- [PROBLEM DESCRIPTION]:
State how many lines hold the word "model", with no other words.

- [DATASET ENTRIES]:
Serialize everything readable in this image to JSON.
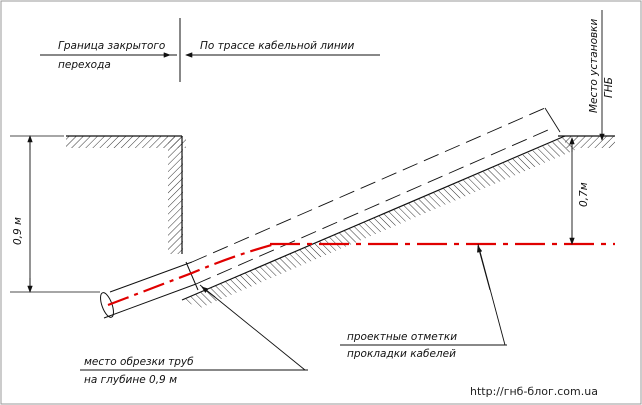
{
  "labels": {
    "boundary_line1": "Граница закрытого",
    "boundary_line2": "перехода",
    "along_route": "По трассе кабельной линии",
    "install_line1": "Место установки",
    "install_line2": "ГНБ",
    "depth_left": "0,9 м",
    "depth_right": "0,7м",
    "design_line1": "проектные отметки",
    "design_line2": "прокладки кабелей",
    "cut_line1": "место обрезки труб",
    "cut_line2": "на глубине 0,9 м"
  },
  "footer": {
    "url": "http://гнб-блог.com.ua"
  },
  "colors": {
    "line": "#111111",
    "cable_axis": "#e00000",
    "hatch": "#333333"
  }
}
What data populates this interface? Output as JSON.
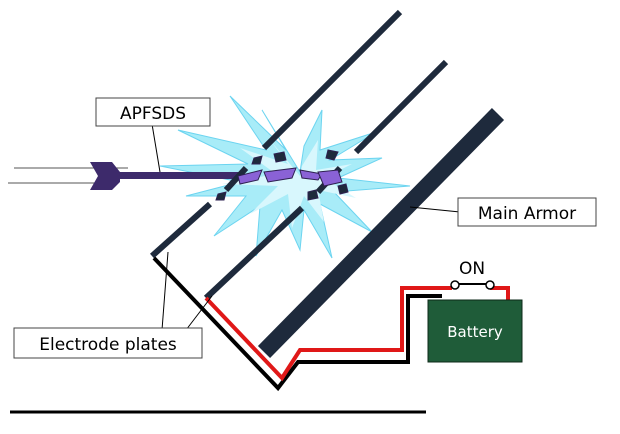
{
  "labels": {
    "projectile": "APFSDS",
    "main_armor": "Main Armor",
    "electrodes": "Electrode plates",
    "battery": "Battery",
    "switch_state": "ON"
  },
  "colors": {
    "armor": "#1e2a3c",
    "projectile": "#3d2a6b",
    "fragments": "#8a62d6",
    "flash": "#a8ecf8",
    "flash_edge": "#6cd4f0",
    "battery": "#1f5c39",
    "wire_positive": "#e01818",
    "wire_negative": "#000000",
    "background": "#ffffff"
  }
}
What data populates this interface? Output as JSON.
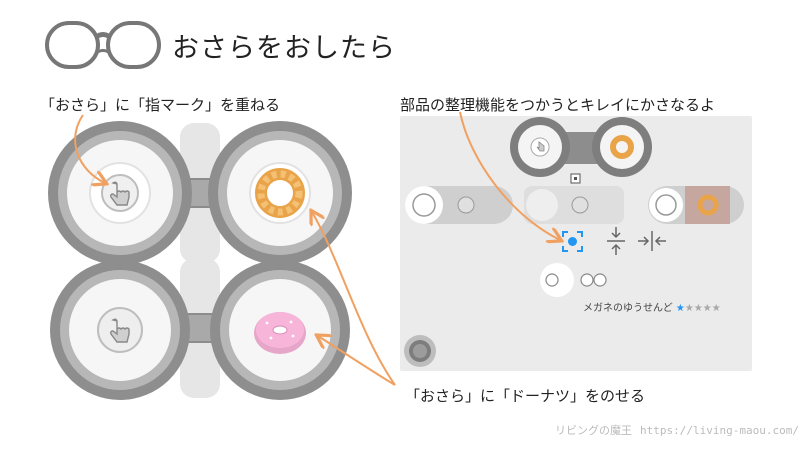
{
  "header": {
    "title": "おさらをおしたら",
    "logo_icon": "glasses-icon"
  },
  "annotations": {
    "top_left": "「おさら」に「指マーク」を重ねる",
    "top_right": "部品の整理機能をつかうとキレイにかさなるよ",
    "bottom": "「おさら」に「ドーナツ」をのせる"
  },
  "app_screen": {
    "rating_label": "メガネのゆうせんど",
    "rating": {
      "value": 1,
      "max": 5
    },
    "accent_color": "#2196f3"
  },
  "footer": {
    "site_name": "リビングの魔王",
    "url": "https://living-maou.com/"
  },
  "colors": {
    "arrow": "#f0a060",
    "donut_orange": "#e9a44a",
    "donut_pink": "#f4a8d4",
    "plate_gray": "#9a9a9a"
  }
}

---

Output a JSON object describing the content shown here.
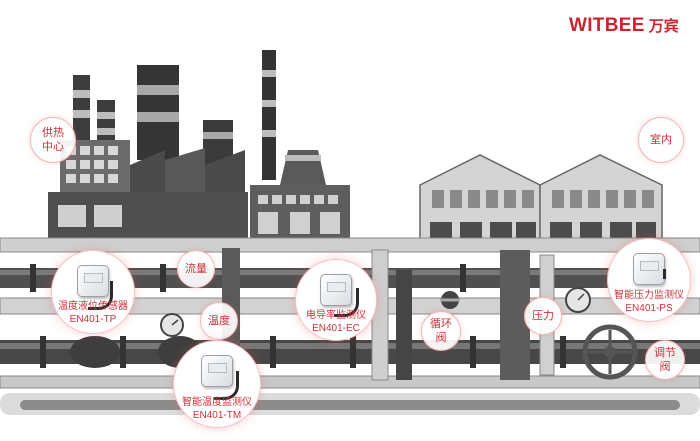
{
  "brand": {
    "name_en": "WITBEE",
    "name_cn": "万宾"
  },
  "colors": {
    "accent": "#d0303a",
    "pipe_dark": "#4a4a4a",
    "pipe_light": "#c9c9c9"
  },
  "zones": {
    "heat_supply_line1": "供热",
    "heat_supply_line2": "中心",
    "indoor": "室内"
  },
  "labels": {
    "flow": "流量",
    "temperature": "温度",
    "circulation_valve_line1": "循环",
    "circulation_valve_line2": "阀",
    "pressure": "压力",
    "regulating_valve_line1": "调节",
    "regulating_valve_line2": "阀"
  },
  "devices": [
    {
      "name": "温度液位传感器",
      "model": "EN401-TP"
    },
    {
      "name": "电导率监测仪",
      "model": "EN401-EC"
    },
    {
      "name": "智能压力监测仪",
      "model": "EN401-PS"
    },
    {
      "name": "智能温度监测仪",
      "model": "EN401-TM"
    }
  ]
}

- [SOLUTION FOR THIS TASK]:
4